## WHAT YOU HAVE TO DO
Translate this sentence from the passage on Nazi indoctrination of German youth into Spanish: "In the same month, Saturday was declared “state youth day”: all students were taken out of school to receive “education on national policy”."

## SOURCE TEXT
Due to Jews lacking any general “racial characteristics”, it was the Jewish faith that would determine whether someone was Aryan or not, creating absurd situations: had an individual’s great-grandparents all been Jewish, but baptized their children as Christians, he would be considered Aryan. However, a German whose parents were both Christian, would remain a non-Aryan if just one of his grandparents was Jewish.
Though anti-Semitism was already present in Germany, it was the National-socialists’ goal to extend their racist mindset to the entirety of Germany. Of special significance was the German youth. In the Nazis’ plans, it would be these children to one day become cadres within the NSDAP and tend to the racial purity of the “1,000-year Reich”. The fact that the Reich would end up lasting just twelve years was not anticipated by the Nazis.
It was therefore a priority to convey their doctrine to the youth. In September 1939, German schools started teaching “Genetic Heredity” and “Racial Theory”, including final exams, which students couldn’t be exempt from. The decree proclaimed that “biological thinking” was to be made the foundation for all school subjects.
In the same month, Saturday was declared “state youth day”: all students were taken out of school to receive “education on national policy”.
Indoctrination took place outside of school as well, especially through the youth organizations Hitlerjugend and BDM. Following the “HJ Law” of 1936 (and two implementation provisions in 1939), it was a legal obligation to enter if you were between ten and 18 years of age. This led to the Hitler youth reaching 8.7 million active members – 98% of Germany’s youth.

## PROVIDED MATERIAL

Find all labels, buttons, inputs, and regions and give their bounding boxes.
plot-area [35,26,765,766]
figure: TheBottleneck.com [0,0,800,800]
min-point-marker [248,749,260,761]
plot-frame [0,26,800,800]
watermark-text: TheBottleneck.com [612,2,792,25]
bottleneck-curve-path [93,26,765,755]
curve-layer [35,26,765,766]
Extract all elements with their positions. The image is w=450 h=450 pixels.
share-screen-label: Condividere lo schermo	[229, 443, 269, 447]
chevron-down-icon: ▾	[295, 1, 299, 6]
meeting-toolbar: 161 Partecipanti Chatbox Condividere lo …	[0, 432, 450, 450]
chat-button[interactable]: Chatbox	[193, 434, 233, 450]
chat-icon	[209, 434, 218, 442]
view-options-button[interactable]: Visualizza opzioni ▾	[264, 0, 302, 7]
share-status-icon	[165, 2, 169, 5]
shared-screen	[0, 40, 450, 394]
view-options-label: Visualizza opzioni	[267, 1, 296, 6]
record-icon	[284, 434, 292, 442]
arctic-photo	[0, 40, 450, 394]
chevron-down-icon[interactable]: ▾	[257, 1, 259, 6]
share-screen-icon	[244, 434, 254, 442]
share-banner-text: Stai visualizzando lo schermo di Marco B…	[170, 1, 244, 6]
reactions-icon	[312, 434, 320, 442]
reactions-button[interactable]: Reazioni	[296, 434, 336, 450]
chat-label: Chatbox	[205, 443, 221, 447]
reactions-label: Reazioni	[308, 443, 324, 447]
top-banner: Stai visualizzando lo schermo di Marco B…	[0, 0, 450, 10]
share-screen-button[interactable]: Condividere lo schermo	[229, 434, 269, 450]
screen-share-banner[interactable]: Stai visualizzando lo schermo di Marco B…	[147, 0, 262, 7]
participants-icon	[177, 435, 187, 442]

## TASK OUTPUT
En el mismo mes, el sábado fue declarado «día estatal de la juventud»: se sacaba a todos los alumnos de la escuela para que recibieran «educación en política nacional».